'''
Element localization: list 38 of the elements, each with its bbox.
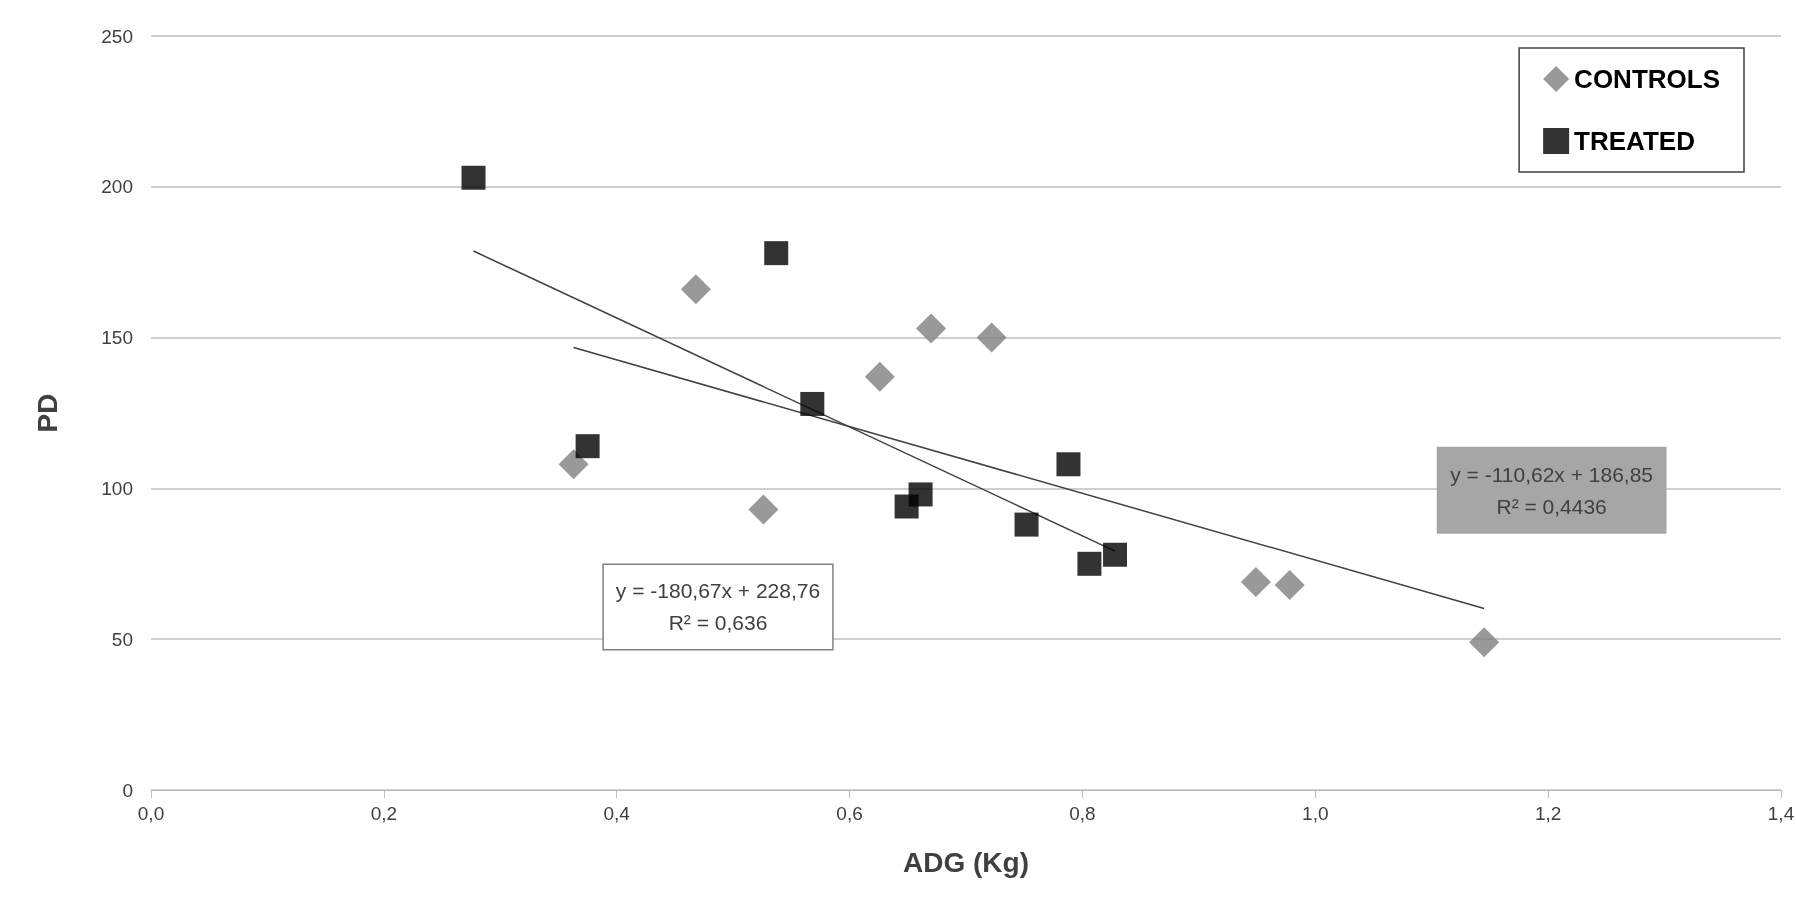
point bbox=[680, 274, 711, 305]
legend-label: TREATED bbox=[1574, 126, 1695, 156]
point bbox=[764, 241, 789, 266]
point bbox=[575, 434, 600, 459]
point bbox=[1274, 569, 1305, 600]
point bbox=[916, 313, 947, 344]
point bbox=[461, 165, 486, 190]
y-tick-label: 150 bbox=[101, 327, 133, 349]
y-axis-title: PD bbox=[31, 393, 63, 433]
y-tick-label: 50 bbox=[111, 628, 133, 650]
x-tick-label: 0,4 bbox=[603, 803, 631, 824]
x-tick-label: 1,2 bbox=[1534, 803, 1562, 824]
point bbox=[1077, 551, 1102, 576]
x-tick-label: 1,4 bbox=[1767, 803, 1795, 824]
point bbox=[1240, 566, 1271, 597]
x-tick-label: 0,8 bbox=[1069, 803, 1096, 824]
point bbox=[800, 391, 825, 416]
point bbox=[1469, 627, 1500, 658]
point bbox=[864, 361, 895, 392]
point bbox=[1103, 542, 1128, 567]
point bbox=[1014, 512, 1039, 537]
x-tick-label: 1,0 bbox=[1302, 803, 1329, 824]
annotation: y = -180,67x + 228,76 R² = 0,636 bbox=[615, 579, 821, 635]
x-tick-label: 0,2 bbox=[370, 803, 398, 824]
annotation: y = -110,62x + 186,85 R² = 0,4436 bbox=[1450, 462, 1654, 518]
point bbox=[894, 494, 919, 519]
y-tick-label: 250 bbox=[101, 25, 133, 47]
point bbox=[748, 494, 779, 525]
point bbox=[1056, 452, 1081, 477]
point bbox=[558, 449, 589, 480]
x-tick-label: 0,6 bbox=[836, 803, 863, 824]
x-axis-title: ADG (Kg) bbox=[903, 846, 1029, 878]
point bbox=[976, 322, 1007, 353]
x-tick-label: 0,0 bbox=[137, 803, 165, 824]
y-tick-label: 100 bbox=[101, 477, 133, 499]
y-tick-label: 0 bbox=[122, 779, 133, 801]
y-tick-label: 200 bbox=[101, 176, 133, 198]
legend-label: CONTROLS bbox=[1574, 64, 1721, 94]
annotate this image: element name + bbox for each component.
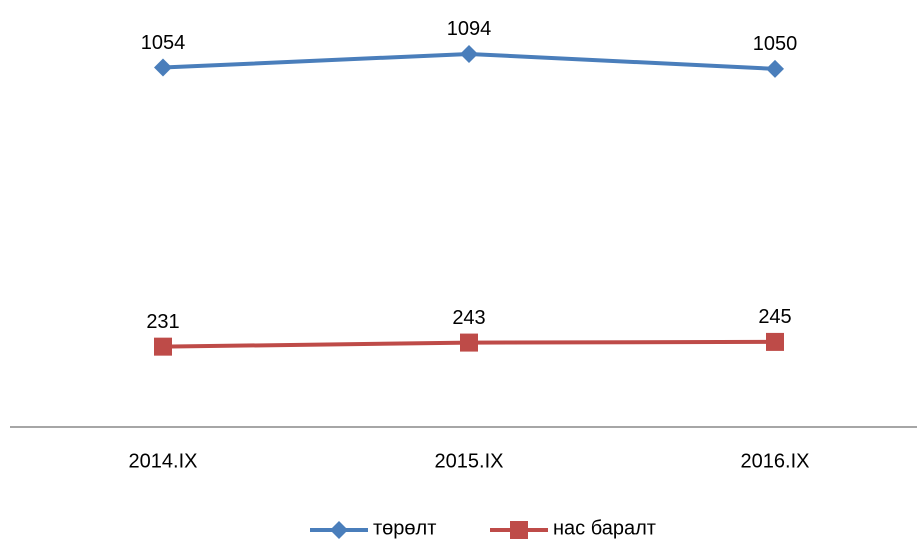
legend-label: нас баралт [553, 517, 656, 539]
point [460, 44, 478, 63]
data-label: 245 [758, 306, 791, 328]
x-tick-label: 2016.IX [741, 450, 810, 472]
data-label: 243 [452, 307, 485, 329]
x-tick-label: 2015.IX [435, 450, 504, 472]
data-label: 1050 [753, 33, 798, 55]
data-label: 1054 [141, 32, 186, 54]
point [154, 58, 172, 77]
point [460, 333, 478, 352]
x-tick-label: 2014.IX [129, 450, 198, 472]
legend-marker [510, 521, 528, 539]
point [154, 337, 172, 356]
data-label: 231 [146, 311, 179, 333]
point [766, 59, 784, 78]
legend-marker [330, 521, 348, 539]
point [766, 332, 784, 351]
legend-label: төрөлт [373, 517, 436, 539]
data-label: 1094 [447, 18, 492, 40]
'''
'''
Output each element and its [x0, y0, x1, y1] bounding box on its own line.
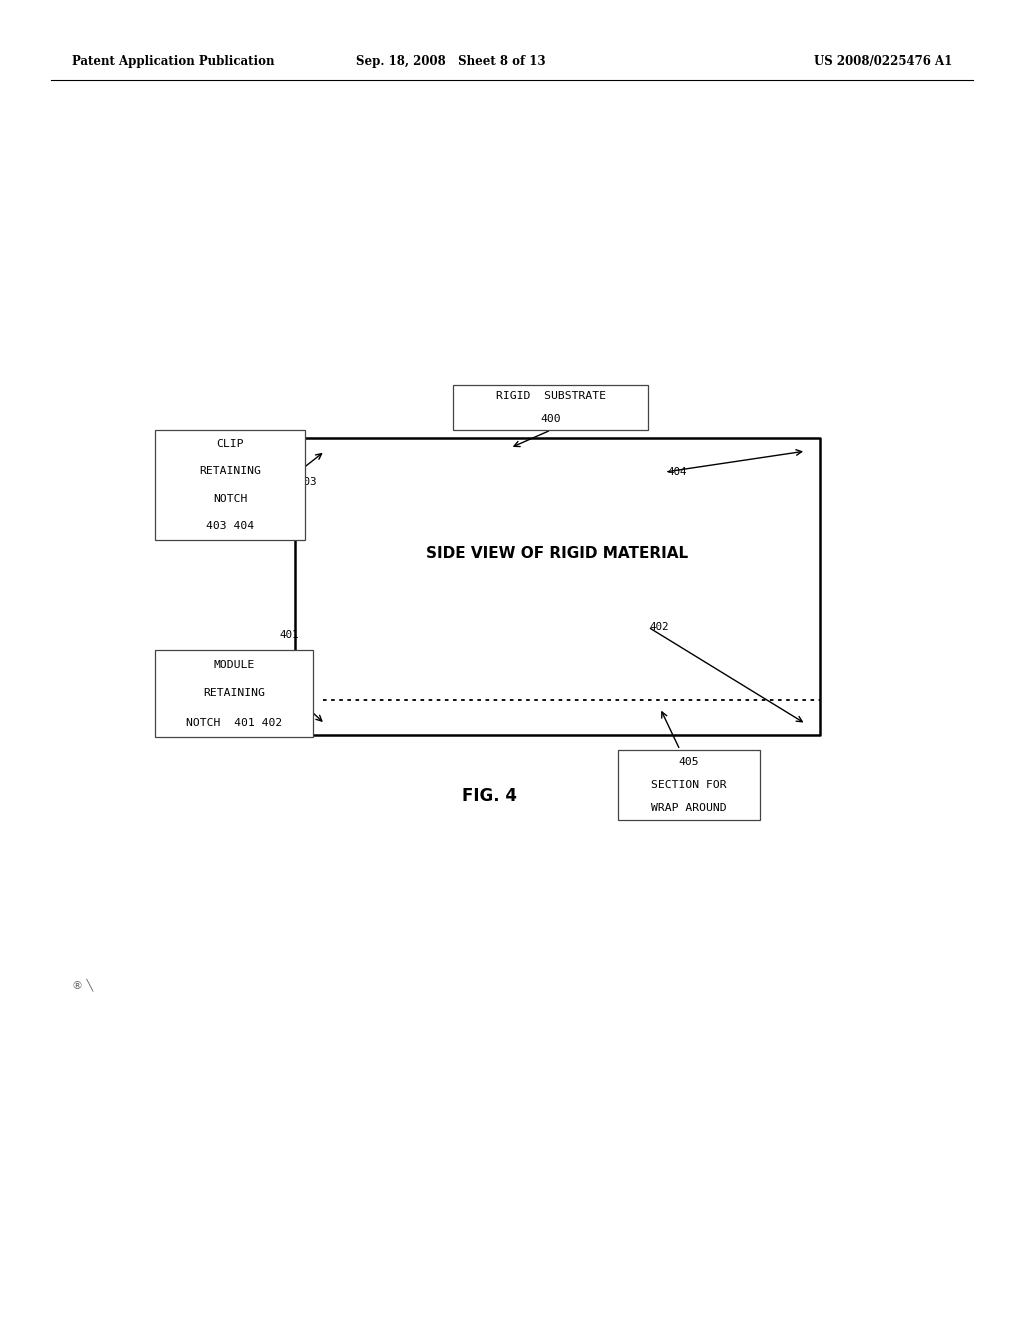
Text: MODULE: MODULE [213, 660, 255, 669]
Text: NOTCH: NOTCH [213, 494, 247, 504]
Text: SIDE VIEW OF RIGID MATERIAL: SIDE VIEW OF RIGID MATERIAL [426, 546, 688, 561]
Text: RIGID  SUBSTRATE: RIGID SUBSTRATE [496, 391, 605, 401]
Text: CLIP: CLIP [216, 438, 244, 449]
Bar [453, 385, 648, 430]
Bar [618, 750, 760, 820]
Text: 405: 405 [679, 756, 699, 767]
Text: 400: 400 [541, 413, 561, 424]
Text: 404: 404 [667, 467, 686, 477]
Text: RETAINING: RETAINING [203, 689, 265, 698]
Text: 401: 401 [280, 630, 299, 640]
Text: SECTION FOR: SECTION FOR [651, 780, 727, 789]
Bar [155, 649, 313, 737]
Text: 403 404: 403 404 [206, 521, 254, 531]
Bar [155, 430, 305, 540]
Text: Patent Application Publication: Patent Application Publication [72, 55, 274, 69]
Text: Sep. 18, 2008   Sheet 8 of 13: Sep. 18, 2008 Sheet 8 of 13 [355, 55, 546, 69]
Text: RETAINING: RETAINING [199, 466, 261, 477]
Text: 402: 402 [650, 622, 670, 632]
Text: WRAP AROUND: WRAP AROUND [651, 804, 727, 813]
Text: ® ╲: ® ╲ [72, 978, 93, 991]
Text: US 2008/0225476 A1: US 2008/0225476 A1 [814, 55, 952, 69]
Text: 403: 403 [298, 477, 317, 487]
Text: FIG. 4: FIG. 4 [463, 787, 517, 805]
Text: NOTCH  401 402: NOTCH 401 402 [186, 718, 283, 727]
'''
* _Goal_
Convert the lines from the one containing "point bbox=[680, 274, 711, 305]" through the one containing "y-tick-label: 150 bbox=[101, 327, 133, 349]", inclusive, into a JSON list of strings with one string per line, omitting any blank lines.

* _Written response_
[
  "point bbox=[680, 274, 711, 305]",
  "legend-label: TREATED bbox=[1574, 126, 1695, 156]",
  "point bbox=[764, 241, 789, 266]",
  "point bbox=[575, 434, 600, 459]",
  "point bbox=[1274, 569, 1305, 600]",
  "point bbox=[916, 313, 947, 344]",
  "point bbox=[461, 165, 486, 190]",
  "y-tick-label: 150 bbox=[101, 327, 133, 349]"
]